### Task statement
Look through the records below and collect all lines that hold the string "hasn".

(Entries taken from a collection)
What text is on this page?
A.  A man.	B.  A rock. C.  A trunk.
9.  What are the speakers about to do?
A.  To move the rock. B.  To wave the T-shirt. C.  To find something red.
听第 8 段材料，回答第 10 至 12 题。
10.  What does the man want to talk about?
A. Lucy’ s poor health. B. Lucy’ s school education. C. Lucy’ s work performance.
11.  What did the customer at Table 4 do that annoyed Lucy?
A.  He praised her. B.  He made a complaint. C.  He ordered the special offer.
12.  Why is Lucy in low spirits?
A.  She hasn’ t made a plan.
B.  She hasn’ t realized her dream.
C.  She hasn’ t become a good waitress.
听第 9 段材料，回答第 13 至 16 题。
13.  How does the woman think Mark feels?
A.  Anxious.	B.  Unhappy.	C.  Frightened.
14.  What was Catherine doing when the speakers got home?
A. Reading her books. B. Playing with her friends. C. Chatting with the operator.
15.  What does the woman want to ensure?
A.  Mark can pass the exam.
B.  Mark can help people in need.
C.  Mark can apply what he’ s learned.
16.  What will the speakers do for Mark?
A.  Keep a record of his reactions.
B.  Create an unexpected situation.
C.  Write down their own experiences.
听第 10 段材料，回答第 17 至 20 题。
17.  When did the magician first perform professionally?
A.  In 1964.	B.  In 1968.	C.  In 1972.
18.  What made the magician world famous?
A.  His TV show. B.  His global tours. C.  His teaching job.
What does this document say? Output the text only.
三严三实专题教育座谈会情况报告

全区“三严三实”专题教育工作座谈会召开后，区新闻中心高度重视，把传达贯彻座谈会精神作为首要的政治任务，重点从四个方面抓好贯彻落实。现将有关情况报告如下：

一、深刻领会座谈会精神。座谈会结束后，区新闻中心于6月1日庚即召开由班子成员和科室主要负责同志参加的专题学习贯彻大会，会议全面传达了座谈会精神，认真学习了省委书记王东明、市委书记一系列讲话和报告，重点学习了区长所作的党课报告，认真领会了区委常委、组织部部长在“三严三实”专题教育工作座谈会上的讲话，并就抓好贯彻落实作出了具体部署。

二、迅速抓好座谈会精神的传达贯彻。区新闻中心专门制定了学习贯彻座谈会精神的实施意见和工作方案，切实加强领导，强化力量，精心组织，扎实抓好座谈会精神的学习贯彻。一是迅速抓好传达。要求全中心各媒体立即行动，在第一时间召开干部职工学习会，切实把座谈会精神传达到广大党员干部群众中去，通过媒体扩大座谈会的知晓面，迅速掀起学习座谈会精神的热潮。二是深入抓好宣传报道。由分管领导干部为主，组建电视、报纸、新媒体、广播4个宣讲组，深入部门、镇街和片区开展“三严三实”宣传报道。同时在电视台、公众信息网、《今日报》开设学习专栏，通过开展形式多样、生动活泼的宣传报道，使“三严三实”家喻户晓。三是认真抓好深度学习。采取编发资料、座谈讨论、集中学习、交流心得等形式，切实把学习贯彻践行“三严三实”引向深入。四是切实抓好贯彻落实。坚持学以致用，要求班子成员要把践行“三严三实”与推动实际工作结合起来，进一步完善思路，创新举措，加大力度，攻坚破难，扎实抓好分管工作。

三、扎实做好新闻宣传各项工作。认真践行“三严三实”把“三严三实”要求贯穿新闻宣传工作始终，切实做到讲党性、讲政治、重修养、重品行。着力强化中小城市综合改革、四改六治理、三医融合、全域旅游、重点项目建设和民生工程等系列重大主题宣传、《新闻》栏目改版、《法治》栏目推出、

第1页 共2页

### Written solution
A.  She hasn’ t made a plan.
B.  She hasn’ t realized her dream.
C.  She hasn’ t become a good waitress.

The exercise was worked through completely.